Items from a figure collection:
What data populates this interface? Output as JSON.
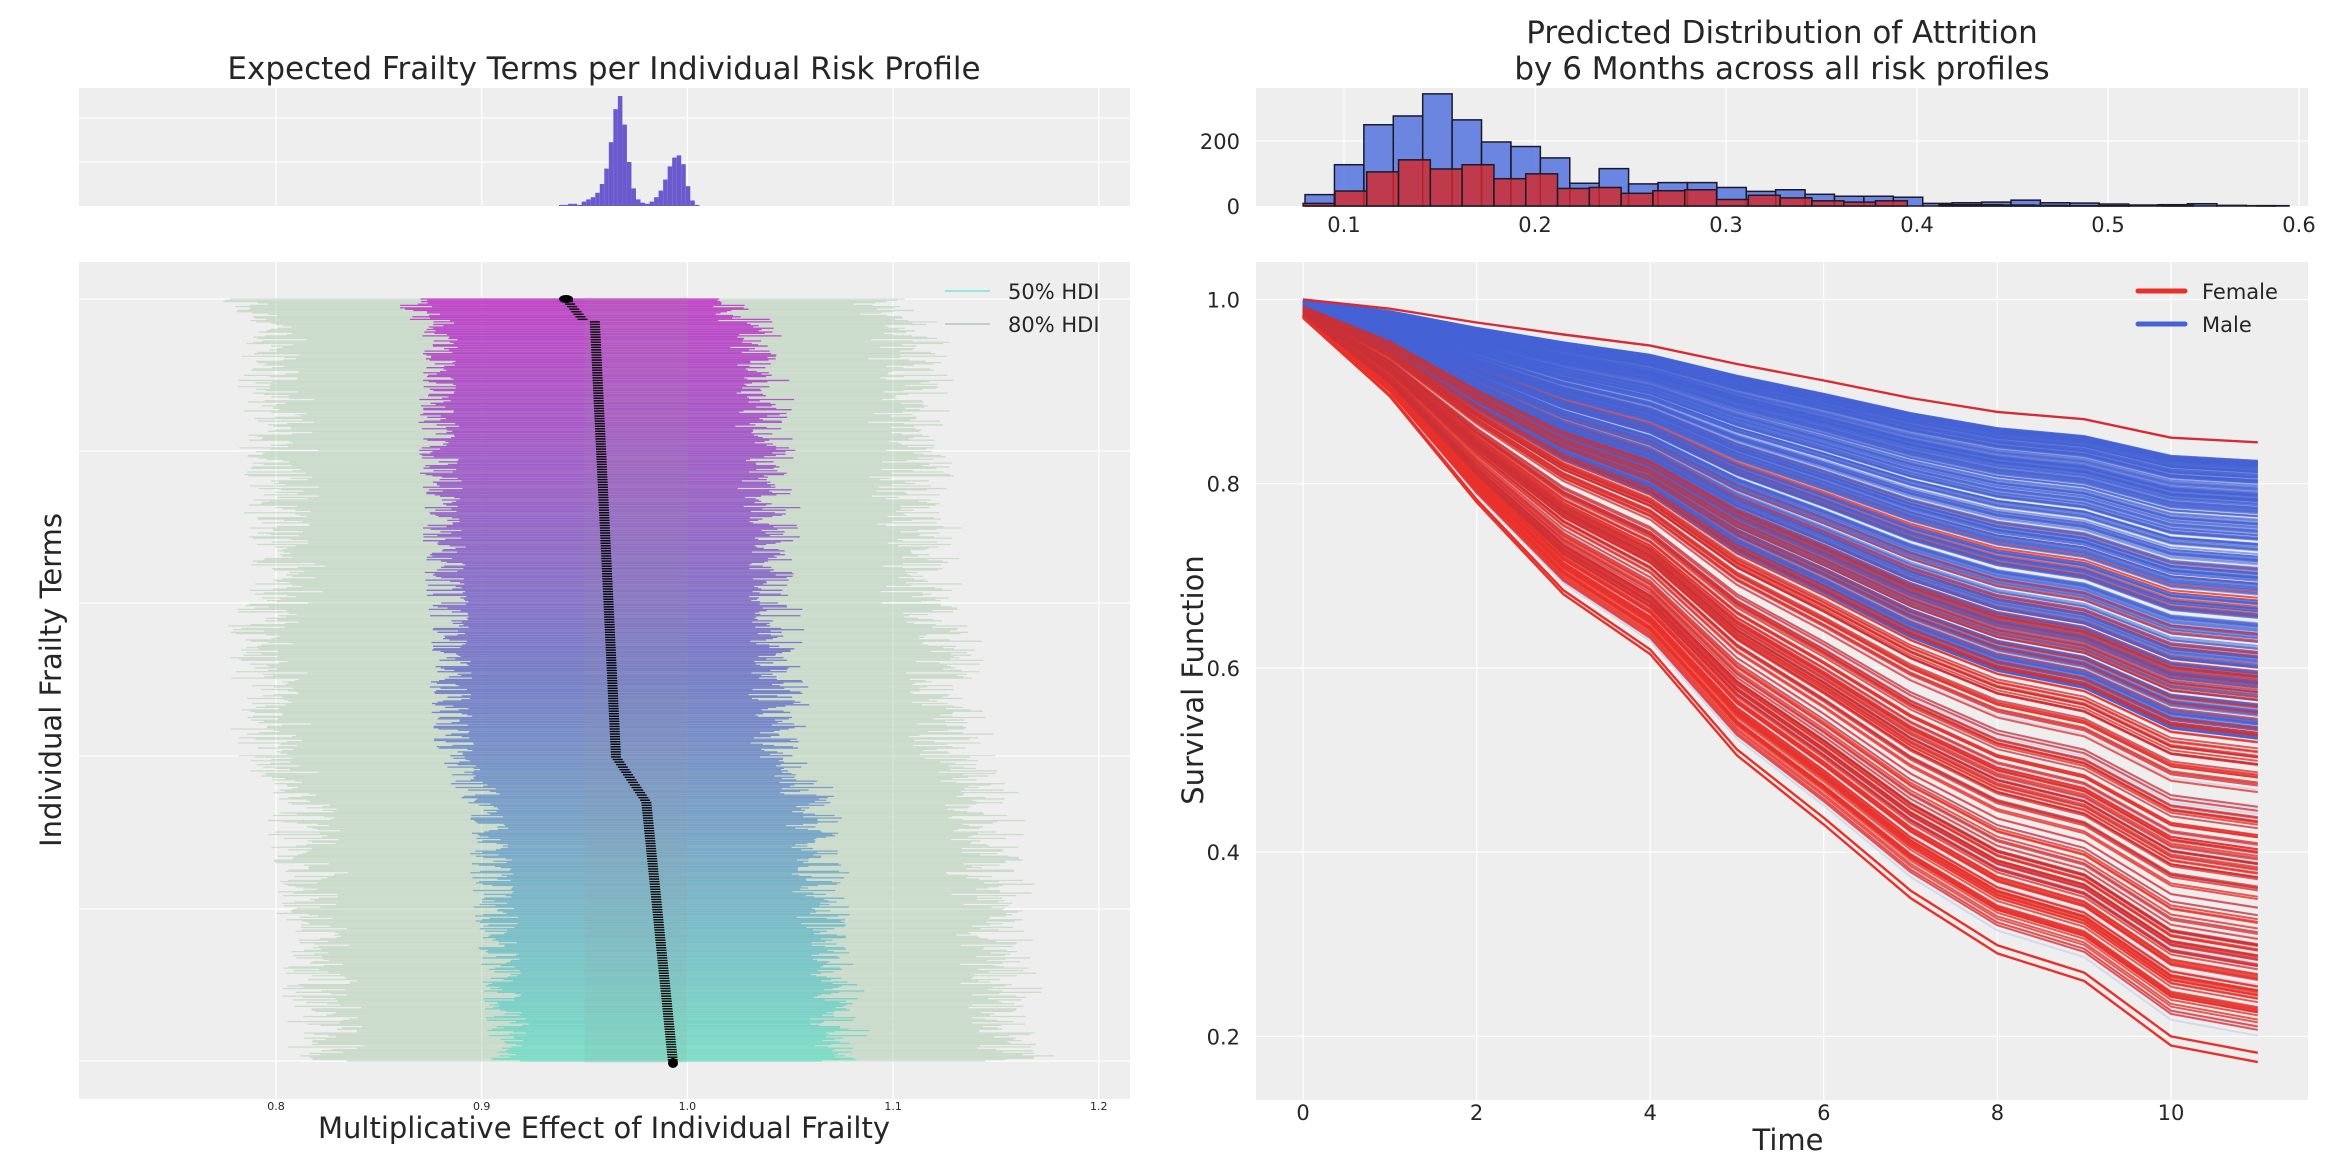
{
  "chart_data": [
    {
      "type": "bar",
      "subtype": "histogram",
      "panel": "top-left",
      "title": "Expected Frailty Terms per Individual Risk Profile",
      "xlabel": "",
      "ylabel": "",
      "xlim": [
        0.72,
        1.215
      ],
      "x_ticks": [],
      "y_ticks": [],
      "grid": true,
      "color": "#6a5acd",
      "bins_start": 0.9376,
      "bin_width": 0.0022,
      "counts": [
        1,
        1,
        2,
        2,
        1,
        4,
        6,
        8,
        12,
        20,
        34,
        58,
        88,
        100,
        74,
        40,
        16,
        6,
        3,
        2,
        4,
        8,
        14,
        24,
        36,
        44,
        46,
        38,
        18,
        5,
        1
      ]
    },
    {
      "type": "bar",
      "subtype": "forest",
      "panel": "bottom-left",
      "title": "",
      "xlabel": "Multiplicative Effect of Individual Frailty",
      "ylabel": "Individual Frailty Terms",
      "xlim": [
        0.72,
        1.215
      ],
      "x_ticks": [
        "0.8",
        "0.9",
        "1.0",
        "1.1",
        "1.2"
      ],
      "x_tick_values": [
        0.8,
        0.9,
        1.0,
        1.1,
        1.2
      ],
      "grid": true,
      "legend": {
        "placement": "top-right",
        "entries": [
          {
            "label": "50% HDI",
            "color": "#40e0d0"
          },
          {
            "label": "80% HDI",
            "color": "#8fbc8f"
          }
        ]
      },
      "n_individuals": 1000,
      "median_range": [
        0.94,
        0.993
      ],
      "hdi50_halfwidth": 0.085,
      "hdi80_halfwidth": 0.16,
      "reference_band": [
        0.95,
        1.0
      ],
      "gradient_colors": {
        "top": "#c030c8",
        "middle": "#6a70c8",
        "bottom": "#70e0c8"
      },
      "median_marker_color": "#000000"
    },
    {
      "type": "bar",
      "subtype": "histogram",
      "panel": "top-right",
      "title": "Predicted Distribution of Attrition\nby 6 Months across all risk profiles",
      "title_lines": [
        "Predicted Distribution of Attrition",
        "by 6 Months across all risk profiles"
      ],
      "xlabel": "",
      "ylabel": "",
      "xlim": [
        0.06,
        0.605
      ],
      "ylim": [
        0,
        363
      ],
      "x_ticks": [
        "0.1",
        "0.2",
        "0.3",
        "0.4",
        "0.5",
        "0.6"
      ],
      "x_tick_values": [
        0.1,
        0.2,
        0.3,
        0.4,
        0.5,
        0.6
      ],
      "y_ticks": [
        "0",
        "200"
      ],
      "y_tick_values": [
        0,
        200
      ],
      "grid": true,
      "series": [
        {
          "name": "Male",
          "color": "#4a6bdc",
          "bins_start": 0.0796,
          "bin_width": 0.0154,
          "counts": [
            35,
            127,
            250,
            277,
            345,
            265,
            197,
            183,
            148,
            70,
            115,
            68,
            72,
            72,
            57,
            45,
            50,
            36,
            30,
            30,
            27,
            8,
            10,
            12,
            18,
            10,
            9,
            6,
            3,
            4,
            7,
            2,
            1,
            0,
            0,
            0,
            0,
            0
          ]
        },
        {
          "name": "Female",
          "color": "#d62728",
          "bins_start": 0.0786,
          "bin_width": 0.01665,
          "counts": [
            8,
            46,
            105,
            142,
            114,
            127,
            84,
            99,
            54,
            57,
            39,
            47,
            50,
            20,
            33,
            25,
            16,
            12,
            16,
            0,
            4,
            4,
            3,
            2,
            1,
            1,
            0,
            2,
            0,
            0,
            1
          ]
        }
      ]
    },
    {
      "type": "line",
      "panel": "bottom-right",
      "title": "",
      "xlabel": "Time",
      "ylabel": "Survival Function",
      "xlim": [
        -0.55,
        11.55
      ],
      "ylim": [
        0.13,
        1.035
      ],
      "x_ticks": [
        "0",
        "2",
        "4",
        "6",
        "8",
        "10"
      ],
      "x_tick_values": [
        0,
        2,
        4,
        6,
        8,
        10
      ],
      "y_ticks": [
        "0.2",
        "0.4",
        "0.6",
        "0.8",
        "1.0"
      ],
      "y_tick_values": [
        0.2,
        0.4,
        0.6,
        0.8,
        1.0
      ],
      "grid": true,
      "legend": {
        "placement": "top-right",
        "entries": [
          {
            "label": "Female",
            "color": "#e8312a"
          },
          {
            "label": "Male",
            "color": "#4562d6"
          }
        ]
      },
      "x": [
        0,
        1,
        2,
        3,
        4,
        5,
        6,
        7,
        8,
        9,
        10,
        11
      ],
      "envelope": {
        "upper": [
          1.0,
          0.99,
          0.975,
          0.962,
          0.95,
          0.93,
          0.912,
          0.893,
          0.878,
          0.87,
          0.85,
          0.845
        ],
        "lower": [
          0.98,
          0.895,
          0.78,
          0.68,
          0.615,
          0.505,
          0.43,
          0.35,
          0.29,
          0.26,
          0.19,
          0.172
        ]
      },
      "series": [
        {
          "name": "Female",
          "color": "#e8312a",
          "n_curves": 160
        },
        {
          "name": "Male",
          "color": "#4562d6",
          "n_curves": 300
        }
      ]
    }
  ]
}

--

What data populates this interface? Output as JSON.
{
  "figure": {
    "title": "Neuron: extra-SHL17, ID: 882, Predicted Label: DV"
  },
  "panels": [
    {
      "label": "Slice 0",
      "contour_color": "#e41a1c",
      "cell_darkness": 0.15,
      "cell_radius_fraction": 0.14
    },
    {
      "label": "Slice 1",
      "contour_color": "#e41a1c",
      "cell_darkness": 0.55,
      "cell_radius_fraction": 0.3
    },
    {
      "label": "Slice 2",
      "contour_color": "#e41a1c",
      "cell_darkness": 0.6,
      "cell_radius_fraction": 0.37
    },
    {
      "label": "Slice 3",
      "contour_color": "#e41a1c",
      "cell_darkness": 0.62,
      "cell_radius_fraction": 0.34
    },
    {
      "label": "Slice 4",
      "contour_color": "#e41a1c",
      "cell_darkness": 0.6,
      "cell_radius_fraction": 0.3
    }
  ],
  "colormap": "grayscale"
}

_PROBLEM REQUIREMENTS_
From the entries above, copy every line where the word "across" shows up.

_EXERCISE SOLUTION_
      "title": "Predicted Distribution of Attrition\nby 6 Months across all risk profiles",
        "by 6 Months across all risk profiles"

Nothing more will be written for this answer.